**Written task**:
The records that follow must be repeated verbatim, every one of them.

^^^^^^^^

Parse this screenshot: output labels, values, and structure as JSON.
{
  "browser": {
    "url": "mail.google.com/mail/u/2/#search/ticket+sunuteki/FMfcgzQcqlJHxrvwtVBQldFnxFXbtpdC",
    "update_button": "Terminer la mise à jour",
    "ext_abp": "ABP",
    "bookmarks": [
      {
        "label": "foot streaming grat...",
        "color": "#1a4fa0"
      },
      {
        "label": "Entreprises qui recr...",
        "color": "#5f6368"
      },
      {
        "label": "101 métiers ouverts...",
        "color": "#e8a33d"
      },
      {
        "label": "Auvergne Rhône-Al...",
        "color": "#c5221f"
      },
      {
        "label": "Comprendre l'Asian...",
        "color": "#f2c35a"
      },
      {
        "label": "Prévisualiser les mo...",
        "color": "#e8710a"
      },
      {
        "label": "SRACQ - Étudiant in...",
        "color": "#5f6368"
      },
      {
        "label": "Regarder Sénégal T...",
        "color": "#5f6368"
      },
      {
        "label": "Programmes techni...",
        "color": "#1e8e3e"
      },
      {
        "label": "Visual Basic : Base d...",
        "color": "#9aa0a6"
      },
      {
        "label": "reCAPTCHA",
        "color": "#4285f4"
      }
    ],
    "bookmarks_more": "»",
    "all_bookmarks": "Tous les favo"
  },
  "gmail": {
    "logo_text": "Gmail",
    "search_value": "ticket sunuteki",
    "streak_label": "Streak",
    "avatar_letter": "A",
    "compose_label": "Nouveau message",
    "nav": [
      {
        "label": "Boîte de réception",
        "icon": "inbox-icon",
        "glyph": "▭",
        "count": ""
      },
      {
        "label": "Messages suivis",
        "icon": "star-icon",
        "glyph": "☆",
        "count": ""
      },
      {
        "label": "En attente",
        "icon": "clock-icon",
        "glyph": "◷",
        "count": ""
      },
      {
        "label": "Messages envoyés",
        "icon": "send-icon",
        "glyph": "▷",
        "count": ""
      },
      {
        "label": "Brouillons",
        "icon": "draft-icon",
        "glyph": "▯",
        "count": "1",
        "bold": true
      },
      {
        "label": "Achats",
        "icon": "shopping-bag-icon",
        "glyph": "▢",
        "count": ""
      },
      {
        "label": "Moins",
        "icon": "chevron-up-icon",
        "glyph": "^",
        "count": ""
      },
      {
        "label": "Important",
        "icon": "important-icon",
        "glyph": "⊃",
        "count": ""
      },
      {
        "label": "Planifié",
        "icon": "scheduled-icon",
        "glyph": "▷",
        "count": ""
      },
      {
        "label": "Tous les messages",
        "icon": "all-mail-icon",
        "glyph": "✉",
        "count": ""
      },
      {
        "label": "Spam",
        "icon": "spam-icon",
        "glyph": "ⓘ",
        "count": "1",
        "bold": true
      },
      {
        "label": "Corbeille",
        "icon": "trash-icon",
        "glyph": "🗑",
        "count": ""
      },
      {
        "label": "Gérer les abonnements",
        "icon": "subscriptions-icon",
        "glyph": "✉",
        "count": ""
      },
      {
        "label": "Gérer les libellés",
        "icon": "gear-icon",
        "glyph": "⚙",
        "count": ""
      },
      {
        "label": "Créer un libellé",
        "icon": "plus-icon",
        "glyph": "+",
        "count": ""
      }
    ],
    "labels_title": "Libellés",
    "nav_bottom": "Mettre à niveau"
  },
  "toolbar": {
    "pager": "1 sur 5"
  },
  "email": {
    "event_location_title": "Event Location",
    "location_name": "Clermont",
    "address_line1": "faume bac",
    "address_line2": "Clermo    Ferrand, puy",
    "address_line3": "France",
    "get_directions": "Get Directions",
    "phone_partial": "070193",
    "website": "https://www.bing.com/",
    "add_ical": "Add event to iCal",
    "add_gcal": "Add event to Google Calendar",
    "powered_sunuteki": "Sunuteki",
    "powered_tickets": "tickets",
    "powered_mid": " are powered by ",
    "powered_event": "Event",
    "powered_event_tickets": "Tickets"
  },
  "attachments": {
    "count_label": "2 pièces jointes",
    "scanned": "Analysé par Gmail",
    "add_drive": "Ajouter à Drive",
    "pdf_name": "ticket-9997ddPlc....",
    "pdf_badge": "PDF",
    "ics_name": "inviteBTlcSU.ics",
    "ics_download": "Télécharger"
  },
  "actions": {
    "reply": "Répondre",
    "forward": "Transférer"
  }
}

^^^^^^^^

**In response**:
Parse this screenshot: output labels, values, and structure as JSON.
{
  "browser": {
    "url": "mail.google.com/mail/u/2/#search/ticket+sunuteki/FMfcgzQcqlJHxrvwtVBQldFnxFXbtpdC",
    "update_button": "Terminer la mise à jour",
    "ext_abp": "ABP",
    "bookmarks": [
      {
        "label": "foot streaming grat...",
        "color": "#1a4fa0"
      },
      {
        "label": "Entreprises qui recr...",
        "color": "#5f6368"
      },
      {
        "label": "101 métiers ouverts...",
        "color": "#e8a33d"
      },
      {
        "label": "Auvergne Rhône-Al...",
        "color": "#c5221f"
      },
      {
        "label": "Comprendre l'Asian...",
        "color": "#f2c35a"
      },
      {
        "label": "Prévisualiser les mo...",
        "color": "#e8710a"
      },
      {
        "label": "SRACQ - Étudiant in...",
        "color": "#5f6368"
      },
      {
        "label": "Regarder Sénégal T...",
        "color": "#5f6368"
      },
      {
        "label": "Programmes techni...",
        "color": "#1e8e3e"
      },
      {
        "label": "Visual Basic : Base d...",
        "color": "#9aa0a6"
      },
      {
        "label": "reCAPTCHA",
        "color": "#4285f4"
      }
    ],
    "bookmarks_more": "»",
    "all_bookmarks": "Tous les favo"
  },
  "gmail": {
    "logo_text": "Gmail",
    "search_value": "ticket sunuteki",
    "streak_label": "Streak",
    "avatar_letter": "A",
    "compose_label": "Nouveau message",
    "nav": [
      {
        "label": "Boîte de réception",
        "icon": "inbox-icon",
        "glyph": "▭",
        "count": ""
      },
      {
        "label": "Messages suivis",
        "icon": "star-icon",
        "glyph": "☆",
        "count": ""
      },
      {
        "label": "En attente",
        "icon": "clock-icon",
        "glyph": "◷",
        "count": ""
      },
      {
        "label": "Messages envoyés",
        "icon": "send-icon",
        "glyph": "▷",
        "count": ""
      },
      {
        "label": "Brouillons",
        "icon": "draft-icon",
        "glyph": "▯",
        "count": "1",
        "bold": true
      },
      {
        "label": "Achats",
        "icon": "shopping-bag-icon",
        "glyph": "▢",
        "count": ""
      },
      {
        "label": "Moins",
        "icon": "chevron-up-icon",
        "glyph": "^",
        "count": ""
      },
      {
        "label": "Important",
        "icon": "important-icon",
        "glyph": "⊃",
        "count": ""
      },
      {
        "label": "Planifié",
        "icon": "scheduled-icon",
        "glyph": "▷",
        "count": ""
      },
      {
        "label": "Tous les messages",
        "icon": "all-mail-icon",
        "glyph": "✉",
        "count": ""
      },
      {
        "label": "Spam",
        "icon": "spam-icon",
        "glyph": "ⓘ",
        "count": "1",
        "bold": true
      },
      {
        "label": "Corbeille",
        "icon": "trash-icon",
        "glyph": "🗑",
        "count": ""
      },
      {
        "label": "Gérer les abonnements",
        "icon": "subscriptions-icon",
        "glyph": "✉",
        "count": ""
      },
      {
        "label": "Gérer les libellés",
        "icon": "gear-icon",
        "glyph": "⚙",
        "count": ""
      },
      {
        "label": "Créer un libellé",
        "icon": "plus-icon",
        "glyph": "+",
        "count": ""
      }
    ],
    "labels_title": "Libellés",
    "nav_bottom": "Mettre à niveau"
  },
  "toolbar": {
    "pager": "1 sur 5"
  },
  "email": {
    "event_location_title": "Event Location",
    "location_name": "Clermont",
    "address_line1": "faume bac",
    "address_line2": "Clermo    Ferrand, puy",
    "address_line3": "France",
    "get_directions": "Get Directions",
    "phone_partial": "070193",
    "website": "https://www.bing.com/",
    "add_ical": "Add event to iCal",
    "add_gcal": "Add event to Google Calendar",
    "powered_sunuteki": "Sunuteki",
    "powered_tickets": "tickets",
    "powered_mid": " are powered by ",
    "powered_event": "Event",
    "powered_event_tickets": "Tickets"
  },
  "attachments": {
    "count_label": "2 pièces jointes",
    "scanned": "Analysé par Gmail",
    "add_drive": "Ajouter à Drive",
    "pdf_name": "ticket-9997ddPlc....",
    "pdf_badge": "PDF",
    "ics_name": "inviteBTlcSU.ics",
    "ics_download": "Télécharger"
  },
  "actions": {
    "reply": "Répondre",
    "forward": "Transférer"
  }
}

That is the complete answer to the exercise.